Your task is to copy every line of the entries that contains "number".

━━━━━━━━━━

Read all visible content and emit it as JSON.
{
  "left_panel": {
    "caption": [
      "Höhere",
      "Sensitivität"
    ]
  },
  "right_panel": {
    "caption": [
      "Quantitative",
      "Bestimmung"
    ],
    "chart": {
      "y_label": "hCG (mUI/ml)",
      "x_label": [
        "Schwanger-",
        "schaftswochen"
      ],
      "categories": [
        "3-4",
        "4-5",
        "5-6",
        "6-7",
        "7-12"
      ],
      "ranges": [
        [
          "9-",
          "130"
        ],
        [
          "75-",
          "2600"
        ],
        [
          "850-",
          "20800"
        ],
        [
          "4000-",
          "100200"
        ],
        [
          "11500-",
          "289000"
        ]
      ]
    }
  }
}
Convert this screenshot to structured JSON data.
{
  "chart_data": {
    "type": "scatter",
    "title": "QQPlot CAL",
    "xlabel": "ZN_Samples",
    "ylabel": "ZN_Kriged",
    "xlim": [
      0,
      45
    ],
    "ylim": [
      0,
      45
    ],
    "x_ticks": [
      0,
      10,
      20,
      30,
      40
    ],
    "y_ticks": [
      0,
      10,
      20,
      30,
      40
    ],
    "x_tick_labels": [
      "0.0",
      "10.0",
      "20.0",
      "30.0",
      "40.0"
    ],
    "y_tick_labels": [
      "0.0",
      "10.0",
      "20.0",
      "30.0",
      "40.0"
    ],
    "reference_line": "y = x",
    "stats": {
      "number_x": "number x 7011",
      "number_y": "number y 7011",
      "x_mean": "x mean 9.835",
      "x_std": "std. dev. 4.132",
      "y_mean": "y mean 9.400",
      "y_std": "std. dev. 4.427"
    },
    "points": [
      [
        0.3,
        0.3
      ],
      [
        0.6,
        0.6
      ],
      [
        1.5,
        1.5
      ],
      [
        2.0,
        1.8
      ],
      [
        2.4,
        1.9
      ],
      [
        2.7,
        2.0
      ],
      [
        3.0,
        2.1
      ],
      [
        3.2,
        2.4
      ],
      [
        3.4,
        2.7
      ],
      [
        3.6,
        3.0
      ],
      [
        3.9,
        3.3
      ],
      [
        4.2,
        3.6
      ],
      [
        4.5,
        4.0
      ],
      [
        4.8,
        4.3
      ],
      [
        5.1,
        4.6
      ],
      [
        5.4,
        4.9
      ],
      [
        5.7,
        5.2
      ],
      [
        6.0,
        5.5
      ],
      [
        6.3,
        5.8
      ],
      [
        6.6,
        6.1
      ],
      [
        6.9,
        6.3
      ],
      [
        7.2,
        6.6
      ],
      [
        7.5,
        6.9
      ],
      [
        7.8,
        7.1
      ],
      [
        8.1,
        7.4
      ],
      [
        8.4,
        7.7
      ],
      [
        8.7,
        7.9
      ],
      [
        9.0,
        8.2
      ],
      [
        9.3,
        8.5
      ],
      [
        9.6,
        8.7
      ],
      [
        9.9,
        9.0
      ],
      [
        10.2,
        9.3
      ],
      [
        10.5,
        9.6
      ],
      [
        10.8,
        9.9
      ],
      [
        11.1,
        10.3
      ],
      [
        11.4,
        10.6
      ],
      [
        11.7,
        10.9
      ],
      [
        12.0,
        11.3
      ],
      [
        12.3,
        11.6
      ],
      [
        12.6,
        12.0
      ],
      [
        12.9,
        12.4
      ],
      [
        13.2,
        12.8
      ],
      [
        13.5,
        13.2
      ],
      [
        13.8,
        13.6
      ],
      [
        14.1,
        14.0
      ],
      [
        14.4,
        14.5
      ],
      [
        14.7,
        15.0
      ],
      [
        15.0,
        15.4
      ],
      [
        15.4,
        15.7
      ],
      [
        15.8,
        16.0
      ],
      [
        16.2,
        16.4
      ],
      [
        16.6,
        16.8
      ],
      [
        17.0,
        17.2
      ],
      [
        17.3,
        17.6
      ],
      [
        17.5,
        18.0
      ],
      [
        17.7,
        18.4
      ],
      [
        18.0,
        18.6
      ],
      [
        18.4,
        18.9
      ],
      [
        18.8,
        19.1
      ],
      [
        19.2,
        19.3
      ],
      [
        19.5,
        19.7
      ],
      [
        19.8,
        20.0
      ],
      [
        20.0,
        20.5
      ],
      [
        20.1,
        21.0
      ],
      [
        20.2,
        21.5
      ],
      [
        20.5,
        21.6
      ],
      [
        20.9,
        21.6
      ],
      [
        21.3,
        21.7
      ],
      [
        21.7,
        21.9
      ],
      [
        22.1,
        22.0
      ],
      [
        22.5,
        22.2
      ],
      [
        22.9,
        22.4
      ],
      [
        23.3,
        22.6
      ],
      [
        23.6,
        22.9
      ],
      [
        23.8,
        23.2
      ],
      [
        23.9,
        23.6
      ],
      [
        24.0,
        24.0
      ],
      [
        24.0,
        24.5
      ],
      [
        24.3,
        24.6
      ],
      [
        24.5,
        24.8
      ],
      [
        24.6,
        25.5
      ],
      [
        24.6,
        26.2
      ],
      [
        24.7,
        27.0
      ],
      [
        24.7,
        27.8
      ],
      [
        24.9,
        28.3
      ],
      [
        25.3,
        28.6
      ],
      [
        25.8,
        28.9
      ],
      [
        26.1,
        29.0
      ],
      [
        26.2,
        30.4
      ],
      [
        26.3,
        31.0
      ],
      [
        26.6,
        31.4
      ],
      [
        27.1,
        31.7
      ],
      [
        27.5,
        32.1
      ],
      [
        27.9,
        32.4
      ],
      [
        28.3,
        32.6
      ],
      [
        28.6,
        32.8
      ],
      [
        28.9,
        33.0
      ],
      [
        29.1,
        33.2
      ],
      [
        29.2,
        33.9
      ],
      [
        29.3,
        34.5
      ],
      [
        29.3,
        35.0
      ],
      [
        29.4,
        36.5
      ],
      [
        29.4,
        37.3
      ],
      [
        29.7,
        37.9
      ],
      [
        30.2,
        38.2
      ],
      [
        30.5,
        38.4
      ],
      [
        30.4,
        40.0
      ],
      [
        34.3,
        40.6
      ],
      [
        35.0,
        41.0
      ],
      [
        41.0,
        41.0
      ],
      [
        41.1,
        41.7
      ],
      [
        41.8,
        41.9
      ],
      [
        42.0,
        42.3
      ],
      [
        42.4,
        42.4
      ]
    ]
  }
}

━━━━━━━━━━

OUTPUT FOR THIS TASK »
      "number_x": "number x 7011",
      "number_y": "number y 7011",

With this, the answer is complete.